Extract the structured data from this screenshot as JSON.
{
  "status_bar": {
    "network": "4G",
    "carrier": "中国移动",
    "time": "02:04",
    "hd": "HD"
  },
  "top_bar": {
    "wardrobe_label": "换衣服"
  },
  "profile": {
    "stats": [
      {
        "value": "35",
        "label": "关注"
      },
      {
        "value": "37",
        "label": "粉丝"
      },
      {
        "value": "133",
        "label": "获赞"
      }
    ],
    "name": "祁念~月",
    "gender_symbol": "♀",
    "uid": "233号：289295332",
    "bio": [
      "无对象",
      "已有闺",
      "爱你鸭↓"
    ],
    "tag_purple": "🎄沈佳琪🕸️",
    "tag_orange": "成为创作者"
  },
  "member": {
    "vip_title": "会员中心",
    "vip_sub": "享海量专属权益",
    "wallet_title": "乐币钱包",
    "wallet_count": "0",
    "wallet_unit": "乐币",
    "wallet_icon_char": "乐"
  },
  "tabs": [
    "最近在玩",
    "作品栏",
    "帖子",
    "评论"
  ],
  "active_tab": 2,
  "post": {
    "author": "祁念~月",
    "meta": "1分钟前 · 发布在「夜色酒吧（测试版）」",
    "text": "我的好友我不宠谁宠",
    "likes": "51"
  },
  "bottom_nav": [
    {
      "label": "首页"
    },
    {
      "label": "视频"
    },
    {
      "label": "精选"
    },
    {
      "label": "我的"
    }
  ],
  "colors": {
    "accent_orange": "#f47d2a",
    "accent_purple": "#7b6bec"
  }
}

- [TASK STATEMENT] All of the records must be retyped exactly as they are.

- [REPLY]
Extract the structured data from this screenshot as JSON.
{
  "status_bar": {
    "network": "4G",
    "carrier": "中国移动",
    "time": "02:04",
    "hd": "HD"
  },
  "top_bar": {
    "wardrobe_label": "换衣服"
  },
  "profile": {
    "stats": [
      {
        "value": "35",
        "label": "关注"
      },
      {
        "value": "37",
        "label": "粉丝"
      },
      {
        "value": "133",
        "label": "获赞"
      }
    ],
    "name": "祁念~月",
    "gender_symbol": "♀",
    "uid": "233号：289295332",
    "bio": [
      "无对象",
      "已有闺",
      "爱你鸭↓"
    ],
    "tag_purple": "🎄沈佳琪🕸️",
    "tag_orange": "成为创作者"
  },
  "member": {
    "vip_title": "会员中心",
    "vip_sub": "享海量专属权益",
    "wallet_title": "乐币钱包",
    "wallet_count": "0",
    "wallet_unit": "乐币",
    "wallet_icon_char": "乐"
  },
  "tabs": [
    "最近在玩",
    "作品栏",
    "帖子",
    "评论"
  ],
  "active_tab": 2,
  "post": {
    "author": "祁念~月",
    "meta": "1分钟前 · 发布在「夜色酒吧（测试版）」",
    "text": "我的好友我不宠谁宠",
    "likes": "51"
  },
  "bottom_nav": [
    {
      "label": "首页"
    },
    {
      "label": "视频"
    },
    {
      "label": "精选"
    },
    {
      "label": "我的"
    }
  ],
  "colors": {
    "accent_orange": "#f47d2a",
    "accent_purple": "#7b6bec"
  }
}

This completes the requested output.